**Problem:**
Look through the data below. Show each line where the string "hline" occurs.

**Data rows:**
════════

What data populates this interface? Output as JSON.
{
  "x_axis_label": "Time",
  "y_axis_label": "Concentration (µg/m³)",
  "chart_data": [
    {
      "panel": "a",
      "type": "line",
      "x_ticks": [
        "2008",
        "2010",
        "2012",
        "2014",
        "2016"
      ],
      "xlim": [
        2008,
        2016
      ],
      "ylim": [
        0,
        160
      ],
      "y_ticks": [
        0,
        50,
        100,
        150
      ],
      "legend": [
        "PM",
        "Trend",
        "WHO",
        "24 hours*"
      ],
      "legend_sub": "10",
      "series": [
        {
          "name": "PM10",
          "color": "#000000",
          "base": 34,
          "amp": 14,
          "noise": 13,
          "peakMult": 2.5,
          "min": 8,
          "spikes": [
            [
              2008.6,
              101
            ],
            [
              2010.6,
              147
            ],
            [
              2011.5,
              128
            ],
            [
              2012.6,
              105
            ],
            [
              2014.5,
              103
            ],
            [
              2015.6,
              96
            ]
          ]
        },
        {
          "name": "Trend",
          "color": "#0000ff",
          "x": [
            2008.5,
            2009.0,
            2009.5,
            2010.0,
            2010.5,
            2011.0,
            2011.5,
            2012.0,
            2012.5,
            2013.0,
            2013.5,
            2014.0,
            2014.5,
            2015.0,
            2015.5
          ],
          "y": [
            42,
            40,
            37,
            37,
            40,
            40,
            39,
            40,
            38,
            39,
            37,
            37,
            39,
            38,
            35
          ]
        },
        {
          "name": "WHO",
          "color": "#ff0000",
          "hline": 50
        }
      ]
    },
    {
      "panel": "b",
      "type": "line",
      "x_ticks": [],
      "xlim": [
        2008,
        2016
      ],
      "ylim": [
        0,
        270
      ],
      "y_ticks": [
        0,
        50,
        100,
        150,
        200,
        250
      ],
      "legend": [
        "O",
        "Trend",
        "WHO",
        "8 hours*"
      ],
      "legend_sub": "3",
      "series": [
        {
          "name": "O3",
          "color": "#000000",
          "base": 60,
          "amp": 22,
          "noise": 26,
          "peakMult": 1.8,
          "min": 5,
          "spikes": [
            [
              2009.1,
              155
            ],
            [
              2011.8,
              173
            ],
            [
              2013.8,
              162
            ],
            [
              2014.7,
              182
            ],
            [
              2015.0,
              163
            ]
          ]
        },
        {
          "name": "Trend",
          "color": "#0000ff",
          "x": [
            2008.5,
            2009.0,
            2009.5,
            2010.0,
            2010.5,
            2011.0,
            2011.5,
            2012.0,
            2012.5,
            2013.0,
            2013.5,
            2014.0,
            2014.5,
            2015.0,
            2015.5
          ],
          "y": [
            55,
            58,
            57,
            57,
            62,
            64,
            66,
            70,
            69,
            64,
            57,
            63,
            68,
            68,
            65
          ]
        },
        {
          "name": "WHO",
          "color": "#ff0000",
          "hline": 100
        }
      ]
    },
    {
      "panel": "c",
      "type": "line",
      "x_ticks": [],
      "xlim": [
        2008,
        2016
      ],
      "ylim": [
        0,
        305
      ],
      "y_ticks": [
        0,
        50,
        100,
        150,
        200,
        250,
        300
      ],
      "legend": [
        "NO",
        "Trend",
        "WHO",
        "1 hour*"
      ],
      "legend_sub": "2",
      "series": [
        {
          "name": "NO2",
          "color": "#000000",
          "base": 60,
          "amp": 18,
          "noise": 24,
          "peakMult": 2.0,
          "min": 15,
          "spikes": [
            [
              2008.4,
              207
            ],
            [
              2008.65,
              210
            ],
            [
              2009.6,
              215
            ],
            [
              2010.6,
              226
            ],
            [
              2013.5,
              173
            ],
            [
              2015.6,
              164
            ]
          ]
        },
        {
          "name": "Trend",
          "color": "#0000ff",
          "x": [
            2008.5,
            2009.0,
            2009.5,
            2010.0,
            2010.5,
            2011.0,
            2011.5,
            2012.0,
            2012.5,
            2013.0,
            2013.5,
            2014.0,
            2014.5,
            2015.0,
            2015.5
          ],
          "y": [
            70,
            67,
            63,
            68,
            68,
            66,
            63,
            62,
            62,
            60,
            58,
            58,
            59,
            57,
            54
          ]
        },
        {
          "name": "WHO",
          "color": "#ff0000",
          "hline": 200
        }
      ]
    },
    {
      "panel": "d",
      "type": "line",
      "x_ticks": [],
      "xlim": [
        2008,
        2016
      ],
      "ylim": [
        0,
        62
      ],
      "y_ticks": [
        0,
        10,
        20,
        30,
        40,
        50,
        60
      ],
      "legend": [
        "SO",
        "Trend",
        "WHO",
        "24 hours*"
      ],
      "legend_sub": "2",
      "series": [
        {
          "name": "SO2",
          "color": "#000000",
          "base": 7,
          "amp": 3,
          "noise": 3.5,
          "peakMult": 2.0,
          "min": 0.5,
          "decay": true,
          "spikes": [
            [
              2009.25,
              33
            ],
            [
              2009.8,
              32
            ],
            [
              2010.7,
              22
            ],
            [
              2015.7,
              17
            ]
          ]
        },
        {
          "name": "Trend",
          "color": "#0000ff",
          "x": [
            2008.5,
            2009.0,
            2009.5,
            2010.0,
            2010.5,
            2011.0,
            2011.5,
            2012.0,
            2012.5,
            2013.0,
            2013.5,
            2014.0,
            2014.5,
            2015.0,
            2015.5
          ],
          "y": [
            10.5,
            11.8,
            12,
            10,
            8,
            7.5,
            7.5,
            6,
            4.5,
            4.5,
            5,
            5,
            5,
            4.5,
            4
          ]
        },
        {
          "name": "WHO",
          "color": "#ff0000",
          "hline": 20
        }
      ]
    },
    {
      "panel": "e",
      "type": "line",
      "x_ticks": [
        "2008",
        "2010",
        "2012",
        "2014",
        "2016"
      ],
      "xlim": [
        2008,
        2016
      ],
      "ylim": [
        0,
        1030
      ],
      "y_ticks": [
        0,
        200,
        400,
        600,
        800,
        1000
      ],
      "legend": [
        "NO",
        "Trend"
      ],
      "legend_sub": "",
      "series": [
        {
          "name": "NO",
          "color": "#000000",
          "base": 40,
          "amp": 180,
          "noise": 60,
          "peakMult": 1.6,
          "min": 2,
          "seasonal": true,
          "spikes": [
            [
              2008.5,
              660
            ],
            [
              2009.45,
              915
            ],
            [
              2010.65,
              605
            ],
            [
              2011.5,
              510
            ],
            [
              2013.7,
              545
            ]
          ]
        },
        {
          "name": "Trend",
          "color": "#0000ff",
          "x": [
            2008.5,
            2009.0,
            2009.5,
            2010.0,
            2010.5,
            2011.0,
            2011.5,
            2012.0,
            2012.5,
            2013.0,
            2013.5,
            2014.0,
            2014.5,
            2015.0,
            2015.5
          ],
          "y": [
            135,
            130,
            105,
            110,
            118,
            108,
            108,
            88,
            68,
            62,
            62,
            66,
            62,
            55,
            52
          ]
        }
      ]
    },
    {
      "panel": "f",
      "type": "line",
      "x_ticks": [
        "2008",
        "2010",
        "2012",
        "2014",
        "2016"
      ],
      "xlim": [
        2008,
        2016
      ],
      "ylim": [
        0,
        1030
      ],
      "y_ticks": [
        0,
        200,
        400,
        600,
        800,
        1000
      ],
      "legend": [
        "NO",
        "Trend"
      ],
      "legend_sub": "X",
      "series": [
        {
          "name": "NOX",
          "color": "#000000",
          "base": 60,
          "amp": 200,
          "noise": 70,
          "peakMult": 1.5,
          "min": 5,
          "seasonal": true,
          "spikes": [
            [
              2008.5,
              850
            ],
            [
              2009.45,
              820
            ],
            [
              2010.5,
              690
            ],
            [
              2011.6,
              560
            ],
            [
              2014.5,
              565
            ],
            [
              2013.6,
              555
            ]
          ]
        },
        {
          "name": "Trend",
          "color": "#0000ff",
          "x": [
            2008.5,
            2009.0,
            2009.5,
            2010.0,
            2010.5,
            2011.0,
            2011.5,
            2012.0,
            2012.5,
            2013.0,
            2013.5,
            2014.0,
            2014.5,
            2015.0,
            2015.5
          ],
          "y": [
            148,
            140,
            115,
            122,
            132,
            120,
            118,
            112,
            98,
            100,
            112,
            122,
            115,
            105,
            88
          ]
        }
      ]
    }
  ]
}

════════

**Solution:**
          "hline": 50
          "hline": 100
          "hline": 200
          "hline": 20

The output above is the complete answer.